▸ **Goal of the exercise**: Every line below that holds the word "start" counts once; please tally them and give only the total.

-- Opening Marker --

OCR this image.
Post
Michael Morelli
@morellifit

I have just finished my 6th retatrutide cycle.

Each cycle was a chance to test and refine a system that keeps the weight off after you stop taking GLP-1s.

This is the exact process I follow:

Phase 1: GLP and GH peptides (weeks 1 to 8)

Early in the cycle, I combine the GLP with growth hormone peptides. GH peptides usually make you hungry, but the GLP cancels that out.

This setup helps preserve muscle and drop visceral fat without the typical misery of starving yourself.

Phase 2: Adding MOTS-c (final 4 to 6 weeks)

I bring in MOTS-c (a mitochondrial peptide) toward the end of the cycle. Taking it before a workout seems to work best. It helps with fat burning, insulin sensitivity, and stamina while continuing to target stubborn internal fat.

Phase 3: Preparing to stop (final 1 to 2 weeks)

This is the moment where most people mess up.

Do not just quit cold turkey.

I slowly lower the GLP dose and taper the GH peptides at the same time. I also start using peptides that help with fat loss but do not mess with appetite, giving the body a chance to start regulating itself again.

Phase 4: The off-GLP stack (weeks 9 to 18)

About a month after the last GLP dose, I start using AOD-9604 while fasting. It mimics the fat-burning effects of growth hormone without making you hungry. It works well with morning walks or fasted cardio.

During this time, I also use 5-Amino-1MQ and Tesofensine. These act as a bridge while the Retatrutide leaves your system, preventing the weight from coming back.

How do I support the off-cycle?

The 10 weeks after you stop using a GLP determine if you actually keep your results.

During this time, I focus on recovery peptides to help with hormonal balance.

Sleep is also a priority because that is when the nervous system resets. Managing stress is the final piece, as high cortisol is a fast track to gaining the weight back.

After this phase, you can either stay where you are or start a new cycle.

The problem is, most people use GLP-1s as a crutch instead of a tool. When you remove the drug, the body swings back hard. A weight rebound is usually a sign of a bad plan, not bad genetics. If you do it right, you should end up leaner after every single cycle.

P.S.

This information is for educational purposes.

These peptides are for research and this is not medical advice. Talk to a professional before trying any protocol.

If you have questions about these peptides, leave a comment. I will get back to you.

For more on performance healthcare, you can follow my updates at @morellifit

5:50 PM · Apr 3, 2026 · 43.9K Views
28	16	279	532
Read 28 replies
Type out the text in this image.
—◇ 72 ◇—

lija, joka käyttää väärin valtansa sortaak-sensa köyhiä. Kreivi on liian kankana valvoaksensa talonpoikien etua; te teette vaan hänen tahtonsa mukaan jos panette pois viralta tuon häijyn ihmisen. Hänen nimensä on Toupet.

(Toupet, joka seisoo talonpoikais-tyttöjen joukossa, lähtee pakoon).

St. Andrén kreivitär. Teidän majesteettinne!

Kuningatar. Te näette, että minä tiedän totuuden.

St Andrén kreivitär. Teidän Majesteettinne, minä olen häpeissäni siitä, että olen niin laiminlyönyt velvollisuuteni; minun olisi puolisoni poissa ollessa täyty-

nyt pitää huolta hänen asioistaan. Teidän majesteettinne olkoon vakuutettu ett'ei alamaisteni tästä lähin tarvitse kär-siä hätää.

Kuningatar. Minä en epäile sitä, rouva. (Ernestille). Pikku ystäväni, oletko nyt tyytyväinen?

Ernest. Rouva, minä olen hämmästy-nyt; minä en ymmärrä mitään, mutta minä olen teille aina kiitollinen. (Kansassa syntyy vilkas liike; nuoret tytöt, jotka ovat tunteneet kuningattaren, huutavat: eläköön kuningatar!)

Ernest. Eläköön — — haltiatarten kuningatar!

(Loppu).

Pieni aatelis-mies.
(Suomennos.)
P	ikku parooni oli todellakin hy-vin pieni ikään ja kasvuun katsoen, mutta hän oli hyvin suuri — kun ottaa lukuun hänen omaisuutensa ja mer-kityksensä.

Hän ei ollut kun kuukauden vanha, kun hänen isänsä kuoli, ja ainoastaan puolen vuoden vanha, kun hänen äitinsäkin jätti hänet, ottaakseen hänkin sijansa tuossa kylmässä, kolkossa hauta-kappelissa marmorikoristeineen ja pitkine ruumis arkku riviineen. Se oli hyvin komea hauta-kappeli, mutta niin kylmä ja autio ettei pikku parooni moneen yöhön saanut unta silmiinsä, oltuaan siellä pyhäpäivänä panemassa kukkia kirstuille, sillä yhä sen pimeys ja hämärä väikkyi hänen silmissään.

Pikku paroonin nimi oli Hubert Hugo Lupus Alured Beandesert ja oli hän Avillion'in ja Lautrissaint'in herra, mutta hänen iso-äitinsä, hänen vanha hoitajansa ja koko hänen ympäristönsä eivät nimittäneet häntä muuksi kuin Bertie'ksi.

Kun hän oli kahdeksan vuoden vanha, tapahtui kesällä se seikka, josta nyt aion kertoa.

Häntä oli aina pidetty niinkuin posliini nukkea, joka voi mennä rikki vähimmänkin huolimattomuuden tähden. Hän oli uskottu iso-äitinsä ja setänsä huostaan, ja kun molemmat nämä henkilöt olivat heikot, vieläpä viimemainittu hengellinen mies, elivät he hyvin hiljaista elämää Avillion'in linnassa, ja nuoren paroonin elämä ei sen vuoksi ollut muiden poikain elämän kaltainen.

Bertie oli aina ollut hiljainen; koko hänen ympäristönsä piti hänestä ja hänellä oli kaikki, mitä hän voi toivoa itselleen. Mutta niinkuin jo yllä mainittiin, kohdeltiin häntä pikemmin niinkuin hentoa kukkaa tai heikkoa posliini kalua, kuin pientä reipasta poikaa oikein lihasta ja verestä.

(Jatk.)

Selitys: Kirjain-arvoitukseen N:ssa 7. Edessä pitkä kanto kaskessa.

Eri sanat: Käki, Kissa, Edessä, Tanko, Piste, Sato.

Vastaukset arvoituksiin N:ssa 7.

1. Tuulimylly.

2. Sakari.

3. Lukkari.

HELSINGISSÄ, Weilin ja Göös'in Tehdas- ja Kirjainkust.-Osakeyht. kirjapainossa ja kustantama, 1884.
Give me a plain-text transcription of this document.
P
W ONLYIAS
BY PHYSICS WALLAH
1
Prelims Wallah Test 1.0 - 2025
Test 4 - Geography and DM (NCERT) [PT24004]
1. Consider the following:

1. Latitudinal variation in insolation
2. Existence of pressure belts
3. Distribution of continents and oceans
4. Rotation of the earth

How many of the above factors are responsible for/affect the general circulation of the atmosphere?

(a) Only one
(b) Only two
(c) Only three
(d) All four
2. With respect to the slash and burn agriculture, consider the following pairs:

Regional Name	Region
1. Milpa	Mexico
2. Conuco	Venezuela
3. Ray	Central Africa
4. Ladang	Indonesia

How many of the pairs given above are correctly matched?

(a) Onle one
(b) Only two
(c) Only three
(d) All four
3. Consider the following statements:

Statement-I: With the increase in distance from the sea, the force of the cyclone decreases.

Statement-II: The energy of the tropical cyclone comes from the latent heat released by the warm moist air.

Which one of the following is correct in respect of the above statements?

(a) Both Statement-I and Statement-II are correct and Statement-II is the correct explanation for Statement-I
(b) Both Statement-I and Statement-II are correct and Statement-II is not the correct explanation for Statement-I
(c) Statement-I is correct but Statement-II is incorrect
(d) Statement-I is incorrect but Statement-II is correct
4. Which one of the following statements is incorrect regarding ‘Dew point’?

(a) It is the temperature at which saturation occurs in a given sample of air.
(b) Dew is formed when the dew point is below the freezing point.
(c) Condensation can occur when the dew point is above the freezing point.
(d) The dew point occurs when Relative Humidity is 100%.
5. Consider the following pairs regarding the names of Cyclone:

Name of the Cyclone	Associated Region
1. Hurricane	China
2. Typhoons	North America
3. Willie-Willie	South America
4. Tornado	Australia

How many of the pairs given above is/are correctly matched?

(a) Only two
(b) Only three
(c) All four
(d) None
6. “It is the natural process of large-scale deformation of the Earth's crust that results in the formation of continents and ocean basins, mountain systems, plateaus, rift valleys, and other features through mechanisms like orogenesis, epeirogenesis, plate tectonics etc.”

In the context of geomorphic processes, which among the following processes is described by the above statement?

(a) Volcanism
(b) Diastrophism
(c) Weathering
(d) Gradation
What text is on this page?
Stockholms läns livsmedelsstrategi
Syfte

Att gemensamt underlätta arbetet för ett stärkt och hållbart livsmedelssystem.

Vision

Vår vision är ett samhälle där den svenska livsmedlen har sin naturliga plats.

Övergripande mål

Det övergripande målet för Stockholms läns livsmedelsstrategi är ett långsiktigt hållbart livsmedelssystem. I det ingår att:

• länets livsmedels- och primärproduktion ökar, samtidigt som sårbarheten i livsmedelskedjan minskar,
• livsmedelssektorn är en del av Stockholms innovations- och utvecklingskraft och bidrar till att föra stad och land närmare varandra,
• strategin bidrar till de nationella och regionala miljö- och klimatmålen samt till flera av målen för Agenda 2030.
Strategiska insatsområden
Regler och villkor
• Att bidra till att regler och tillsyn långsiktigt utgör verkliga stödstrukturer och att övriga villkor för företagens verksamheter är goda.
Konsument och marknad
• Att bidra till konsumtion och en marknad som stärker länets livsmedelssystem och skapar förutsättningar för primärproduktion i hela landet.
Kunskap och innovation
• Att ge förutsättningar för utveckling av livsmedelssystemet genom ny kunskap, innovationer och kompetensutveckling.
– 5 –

-- Closing Marker --

▸ **Task output**: 3